start Dataset records

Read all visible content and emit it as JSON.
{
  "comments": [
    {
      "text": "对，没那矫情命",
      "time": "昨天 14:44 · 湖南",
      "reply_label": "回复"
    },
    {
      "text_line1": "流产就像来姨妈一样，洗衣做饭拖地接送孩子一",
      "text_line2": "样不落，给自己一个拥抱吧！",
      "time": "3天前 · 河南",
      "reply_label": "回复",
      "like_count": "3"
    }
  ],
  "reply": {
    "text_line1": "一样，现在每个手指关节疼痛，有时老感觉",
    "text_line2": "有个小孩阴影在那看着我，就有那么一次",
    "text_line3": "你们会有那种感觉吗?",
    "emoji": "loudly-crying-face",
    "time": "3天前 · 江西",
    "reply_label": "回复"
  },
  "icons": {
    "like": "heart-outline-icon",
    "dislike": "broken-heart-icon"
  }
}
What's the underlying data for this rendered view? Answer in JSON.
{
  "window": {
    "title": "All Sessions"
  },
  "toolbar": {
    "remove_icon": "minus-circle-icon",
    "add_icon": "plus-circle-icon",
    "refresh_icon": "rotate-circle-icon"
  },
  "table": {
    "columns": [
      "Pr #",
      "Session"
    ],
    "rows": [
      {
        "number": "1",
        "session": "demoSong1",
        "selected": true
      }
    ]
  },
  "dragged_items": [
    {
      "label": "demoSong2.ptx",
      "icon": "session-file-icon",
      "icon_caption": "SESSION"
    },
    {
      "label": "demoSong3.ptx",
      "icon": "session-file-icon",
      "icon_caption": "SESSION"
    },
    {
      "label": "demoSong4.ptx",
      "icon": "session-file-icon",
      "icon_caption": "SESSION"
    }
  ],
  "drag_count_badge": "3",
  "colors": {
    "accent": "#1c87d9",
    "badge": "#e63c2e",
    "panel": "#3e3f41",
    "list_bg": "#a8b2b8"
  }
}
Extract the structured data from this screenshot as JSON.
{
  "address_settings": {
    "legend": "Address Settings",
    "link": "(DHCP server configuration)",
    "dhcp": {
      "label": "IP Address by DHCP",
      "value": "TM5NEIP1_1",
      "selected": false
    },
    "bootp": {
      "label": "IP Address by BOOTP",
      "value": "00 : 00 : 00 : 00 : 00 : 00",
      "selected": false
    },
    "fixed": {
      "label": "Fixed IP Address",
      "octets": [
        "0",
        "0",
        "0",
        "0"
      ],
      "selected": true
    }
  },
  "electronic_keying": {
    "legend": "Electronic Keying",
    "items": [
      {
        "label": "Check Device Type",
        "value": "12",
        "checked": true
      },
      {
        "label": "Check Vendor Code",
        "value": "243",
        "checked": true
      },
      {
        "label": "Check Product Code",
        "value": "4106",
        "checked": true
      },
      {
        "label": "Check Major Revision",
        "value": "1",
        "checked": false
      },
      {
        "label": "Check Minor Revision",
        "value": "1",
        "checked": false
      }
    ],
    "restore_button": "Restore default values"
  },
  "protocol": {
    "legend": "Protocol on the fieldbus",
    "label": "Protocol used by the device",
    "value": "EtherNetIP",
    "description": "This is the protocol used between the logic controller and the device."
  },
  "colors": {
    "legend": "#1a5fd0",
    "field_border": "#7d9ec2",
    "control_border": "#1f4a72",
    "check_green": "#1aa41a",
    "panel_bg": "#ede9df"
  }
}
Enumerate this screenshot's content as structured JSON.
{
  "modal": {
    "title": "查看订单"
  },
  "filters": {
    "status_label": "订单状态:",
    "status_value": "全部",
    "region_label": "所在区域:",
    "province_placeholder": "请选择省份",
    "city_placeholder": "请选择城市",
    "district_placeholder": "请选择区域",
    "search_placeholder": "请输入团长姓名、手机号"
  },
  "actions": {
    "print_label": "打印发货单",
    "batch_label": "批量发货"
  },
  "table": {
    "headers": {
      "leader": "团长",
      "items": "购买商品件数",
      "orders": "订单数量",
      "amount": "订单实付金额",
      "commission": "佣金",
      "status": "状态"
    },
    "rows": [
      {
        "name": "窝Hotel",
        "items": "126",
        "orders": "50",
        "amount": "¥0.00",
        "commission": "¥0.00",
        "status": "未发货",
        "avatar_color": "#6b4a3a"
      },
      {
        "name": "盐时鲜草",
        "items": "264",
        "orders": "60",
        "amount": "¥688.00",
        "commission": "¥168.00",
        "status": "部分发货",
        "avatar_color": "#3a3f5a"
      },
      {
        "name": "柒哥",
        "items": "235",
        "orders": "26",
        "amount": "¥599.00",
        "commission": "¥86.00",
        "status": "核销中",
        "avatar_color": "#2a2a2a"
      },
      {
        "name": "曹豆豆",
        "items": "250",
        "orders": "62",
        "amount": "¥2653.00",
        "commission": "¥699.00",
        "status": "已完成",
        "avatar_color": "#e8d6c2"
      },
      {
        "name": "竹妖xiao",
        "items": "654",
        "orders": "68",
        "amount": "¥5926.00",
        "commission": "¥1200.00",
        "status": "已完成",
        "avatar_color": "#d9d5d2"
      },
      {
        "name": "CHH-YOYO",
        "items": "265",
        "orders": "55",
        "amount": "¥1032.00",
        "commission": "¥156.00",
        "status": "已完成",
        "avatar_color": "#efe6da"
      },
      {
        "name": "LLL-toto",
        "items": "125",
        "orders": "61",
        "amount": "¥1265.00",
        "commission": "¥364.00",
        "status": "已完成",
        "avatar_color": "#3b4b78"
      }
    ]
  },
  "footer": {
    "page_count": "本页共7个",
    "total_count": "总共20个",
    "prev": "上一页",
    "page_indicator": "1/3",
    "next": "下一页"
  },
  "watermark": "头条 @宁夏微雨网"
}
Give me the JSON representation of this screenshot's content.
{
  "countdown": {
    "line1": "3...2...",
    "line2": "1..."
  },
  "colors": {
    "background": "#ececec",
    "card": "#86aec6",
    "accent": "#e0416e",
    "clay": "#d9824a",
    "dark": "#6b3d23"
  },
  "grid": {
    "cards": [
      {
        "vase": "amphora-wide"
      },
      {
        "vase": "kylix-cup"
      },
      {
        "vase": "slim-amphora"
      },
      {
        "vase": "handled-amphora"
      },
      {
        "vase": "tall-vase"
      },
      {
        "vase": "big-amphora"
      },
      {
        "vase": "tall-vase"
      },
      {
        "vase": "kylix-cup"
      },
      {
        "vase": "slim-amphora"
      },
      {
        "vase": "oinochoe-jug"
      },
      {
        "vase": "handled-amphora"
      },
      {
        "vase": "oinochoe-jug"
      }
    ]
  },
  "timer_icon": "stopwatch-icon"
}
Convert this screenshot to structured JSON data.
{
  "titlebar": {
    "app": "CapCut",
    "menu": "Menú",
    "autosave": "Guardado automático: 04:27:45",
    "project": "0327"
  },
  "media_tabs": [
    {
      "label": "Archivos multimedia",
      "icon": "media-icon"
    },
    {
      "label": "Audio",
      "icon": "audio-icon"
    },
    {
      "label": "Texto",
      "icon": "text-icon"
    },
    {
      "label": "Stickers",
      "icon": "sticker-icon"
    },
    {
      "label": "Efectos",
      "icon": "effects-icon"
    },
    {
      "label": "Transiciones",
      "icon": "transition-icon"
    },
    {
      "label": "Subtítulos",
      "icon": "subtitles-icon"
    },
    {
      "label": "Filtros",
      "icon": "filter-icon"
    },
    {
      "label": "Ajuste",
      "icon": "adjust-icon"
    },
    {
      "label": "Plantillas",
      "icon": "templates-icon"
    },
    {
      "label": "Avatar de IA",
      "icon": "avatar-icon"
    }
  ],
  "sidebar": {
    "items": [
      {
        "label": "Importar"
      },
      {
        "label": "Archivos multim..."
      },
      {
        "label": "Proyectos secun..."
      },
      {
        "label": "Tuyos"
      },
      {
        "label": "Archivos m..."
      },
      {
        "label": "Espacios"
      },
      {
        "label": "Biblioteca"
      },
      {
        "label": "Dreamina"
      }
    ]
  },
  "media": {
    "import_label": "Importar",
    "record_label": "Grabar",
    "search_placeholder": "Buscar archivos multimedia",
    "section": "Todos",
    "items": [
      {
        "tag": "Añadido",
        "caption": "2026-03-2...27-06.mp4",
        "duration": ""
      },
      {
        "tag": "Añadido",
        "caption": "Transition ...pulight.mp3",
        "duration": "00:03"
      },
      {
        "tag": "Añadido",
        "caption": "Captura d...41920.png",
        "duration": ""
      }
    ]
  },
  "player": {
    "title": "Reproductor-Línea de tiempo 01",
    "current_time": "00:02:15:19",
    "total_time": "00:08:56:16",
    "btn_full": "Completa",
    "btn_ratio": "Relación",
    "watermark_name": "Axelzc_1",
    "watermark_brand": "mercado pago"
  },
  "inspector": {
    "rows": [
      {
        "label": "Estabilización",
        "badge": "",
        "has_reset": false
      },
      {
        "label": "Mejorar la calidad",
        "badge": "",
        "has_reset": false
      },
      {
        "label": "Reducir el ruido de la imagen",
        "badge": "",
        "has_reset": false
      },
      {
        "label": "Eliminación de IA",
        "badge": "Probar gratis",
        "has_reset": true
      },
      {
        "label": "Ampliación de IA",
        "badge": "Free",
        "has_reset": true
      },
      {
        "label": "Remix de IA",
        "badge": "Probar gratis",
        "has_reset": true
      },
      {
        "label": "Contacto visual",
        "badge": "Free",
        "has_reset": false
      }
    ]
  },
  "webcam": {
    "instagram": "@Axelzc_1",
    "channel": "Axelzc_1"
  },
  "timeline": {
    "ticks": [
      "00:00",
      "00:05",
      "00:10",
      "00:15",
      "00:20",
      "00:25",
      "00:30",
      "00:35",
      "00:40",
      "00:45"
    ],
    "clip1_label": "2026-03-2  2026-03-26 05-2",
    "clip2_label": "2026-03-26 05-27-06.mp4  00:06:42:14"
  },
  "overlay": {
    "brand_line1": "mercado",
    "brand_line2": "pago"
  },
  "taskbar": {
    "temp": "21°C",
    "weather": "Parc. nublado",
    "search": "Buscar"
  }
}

end Dataset records

### [Set exercise]
Extract every line containing the string "Revision" from the material.

### [Reply]
        "label": "Check Major Revision",
        "label": "Check Minor Revision",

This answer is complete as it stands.